Seek out every line containing the word "Lecture", and copy each.

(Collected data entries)
────

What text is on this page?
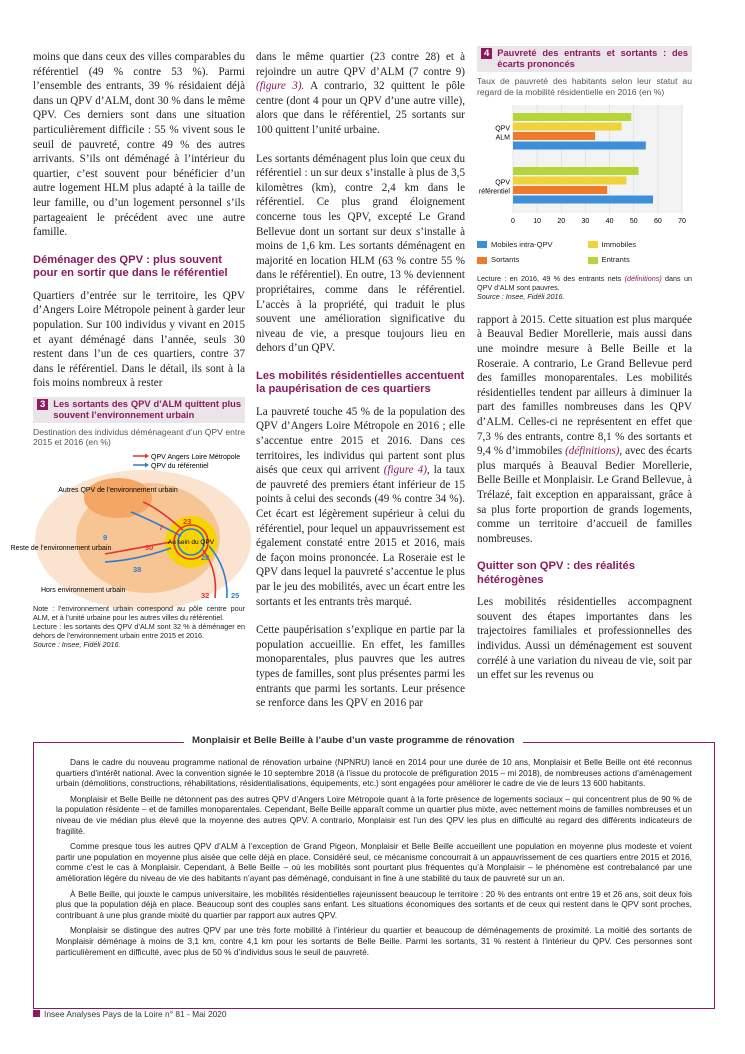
moins que dans ceux des villes comparables du référentiel (49 % contre 53 %). Parmi l’ensemble des entrants, 39 % résidaient déjà dans un QPV d’ALM, dont 30 % dans le même QPV. Ces derniers sont dans une situation particulièrement difficile : 55 % vivent sous le seuil de pauvreté, contre 49 % des autres arrivants. S’ils ont déménagé à l’intérieur du quartier, c’est souvent pour bénéficier d’un autre logement HLM plus adapté à la taille de leur famille, ou d’un logement personnel s’ils partageaient le précédent avec une autre famille.

Déménager des QPV : plus souvent pour en sortir que dans le référentiel

Quartiers d’entrée sur le territoire, les QPV d’Angers Loire Métropole peinent à garder leur population. Sur 100 individus y vivant en 2015 et ayant déménagé dans l’année, seuls 30 restent dans l’un de ces quartiers, contre 37 dans le référentiel. Dans le détail, ils sont à la fois moins nombreux à rester

3 Les sortants des QPV d’ALM quittent plus souvent l’environnement urbain
Destination des individus déménageant d’un QPV entre 2015 et 2016 (en %)
QPV Angers Loire Métropole
QPV du référentiel
Autres QPV de l’environnement urbain
Reste de l’environnement urbain
Au sein du QPV
Hors environnement urbain
7
9
23
28
30
38
32	25
Note : l’environnement urbain correspond au pôle centre pour ALM, et à l’unité urbaine pour les autres villes du référentiel.
Lecture : les sortants des QPV d’ALM sont 32 % à déménager en dehors de l’environnement urbain entre 2015 et 2016.
Source : Insee, Fidéli 2016.

dans le même quartier (23 contre 28) et à rejoindre un autre QPV d’ALM (7 contre 9) (figure 3). A contrario, 32 quittent le pôle centre (dont 4 pour un QPV d’une autre ville), alors que dans le référentiel, 25 sortants sur 100 quittent l’unité urbaine.

Les sortants déménagent plus loin que ceux du référentiel : un sur deux s’installe à plus de 3,5 kilomètres (km), contre 2,4 km dans le référentiel. Ce plus grand éloignement concerne tous les QPV, excepté Le Grand Bellevue dont un sortant sur deux s’installe à moins de 1,6 km. Les sortants déménagent en majorité en location HLM (63 % contre 55 % dans le référentiel). En outre, 13 % deviennent propriétaires, comme dans le référentiel. L’accès à la propriété, qui traduit le plus souvent une amélioration significative du niveau de vie, a presque toujours lieu en dehors d’un QPV.

Les mobilités résidentielles accentuent la paupérisation de ces quartiers

La pauvreté touche 45 % de la population des QPV d’Angers Loire Métropole en 2016 ; elle s’accentue entre 2015 et 2016. Dans ces territoires, les individus qui partent sont plus aisés que ceux qui arrivent (figure 4), la taux de pauvreté des premiers étant inférieur de 15 points à celui des seconds (49 % contre 34 %). Cet écart est légèrement supérieur à celui du référentiel, pour lequel un appauvrissement est également constaté entre 2015 et 2016, mais de façon moins prononcée. La Roseraie est le QPV dans lequel la pauvreté s’accentue le plus par le jeu des mobilités, avec un écart entre les sortants et les entrants très marqué.

Cette paupérisation s’explique en partie par la population accueillie. En effet, les familles monoparentales, plus pauvres que les autres types de familles, sont plus présentes parmi les entrants que parmi les sortants. Leur présence se renforce dans les QPV en 2016 par

4 Pauvreté des entrants et sortants : des écarts prononcés
Taux de pauvreté des habitants selon leur statut au regard de la mobilité résidentielle en 2016 (en %)
0	10 20 30 40 50 60 70
QPV
ALM
QPV
référentiel
Mobiles intra-QPV	Immobiles
Sortants	Entrants
Lecture : en 2016, 49 % des entrants nets (définitions) dans un QPV d’ALM sont pauvres.
Source : Insee, Fidéli 2016.

rapport à 2015. Cette situation est plus marquée à Beauval Bedier Morellerie, mais aussi dans une moindre mesure à Belle Beille et la Roseraie. A contrario, Le Grand Bellevue perd des familles monoparentales. Les mobilités résidentielles tendent par ailleurs à diminuer la part des familles nombreuses dans les QPV d’ALM. Celles-ci ne représentent en effet que 7,3 % des entrants, contre 8,1 % des sortants et 9,4 % d’immobiles (définitions), avec des écarts plus marqués à Beauval Bedier Morellerie, Belle Beille et Monplaisir. Le Grand Bellevue, à Trélazé, fait exception en apparaissant, grâce à sa plus forte proportion de grands logements, comme un territoire d’accueil de familles nombreuses.

Quitter son QPV : des réalités hétérogènes

Les mobilités résidentielles accompagnent souvent des étapes importantes dans les trajectoires familiales et professionnelles des individus. Aussi un déménagement est souvent corrélé à une variation du niveau de vie, soit par un effet sur les revenus ou

Monplaisir et Belle Beille à l’aube d’un vaste programme de rénovation

Dans le cadre du nouveau programme national de rénovation urbaine (NPNRU) lancé en 2014 pour une durée de 10 ans, Monplaisir et Belle Beille ont été reconnus quartiers d’intérêt national. Avec la convention signée le 10 septembre 2018 (à l’issue du protocole de préfiguration 2015 – mi 2018), de nombreuses actions d’aménagement urbain (démolitions, constructions, réhabilitations, résidentialisations, équipements, etc.) sont engagées pour améliorer le cadre de vie de leurs 13 600 habitants.

Monplaisir et Belle Beille ne détonnent pas des autres QPV d’Angers Loire Métropole quant à la forte présence de logements sociaux – qui concentrent plus de 90 % de la population résidente – et de familles monoparentales. Cependant, Belle Beille apparaît comme un quartier plus mixte, avec nettement moins de familles nombreuses et un niveau de vie médian plus élevé que la moyenne des autres QPV. A contrario, Monplaisir est l’un des QPV les plus en difficulté au regard des différents indicateurs de fragilité.

Comme presque tous les autres QPV d’ALM à l’exception de Grand Pigeon, Monplaisir et Belle Beille accueillent une population en moyenne plus modeste et voient partir une population en moyenne plus aisée que celle déjà en place. Considéré seul, ce mécanisme concourrait à un appauvrissement de ces quartiers entre 2015 et 2016, comme c’est le cas à Monplaisir. Cependant, à Belle Beille – où les mobilités sont pourtant plus fréquentes qu’à Monplaisir – le phénomène est contrebalancé par une amélioration légère du niveau de vie des habitants n’ayant pas déménagé, conduisant in fine à une stabilité du taux de pauvreté sur un an.

À Belle Beille, qui jouxte le campus universitaire, les mobilités résidentielles rajeunissent beaucoup le territoire : 20 % des entrants ont entre 19 et 26 ans, soit deux fois plus que la population déjà en place. Beaucoup sont des couples sans enfant. Les situations économiques des sortants et de ceux qui restent dans le QPV sont proches, contribuant à une plus grande mixité du quartier par rapport aux autres QPV.

Monplaisir se distingue des autres QPV par une très forte mobilité à l’intérieur du quartier et beaucoup de déménagements de proximité. La moitié des sortants de Monplaisir déménage à moins de 3,1 km, contre 4,1 km pour les sortants de Belle Beille. Parmi les sortants, 31 % restent à l’intérieur du QPV. Ces personnes sont particulièrement en difficulté, avec plus de 50 % d’individus sous le seuil de pauvreté.

Insee Analyses Pays de la Loire n° 81 - Mai 2020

────

- **WRITTEN SOLUTION**
Lecture : les sortants des QPV d’ALM sont 32 % à déménager en dehors de l’environnement urbain entre 2015 et 2016.
Lecture : en 2016, 49 % des entrants nets (définitions) dans un QPV d’ALM sont pauvres.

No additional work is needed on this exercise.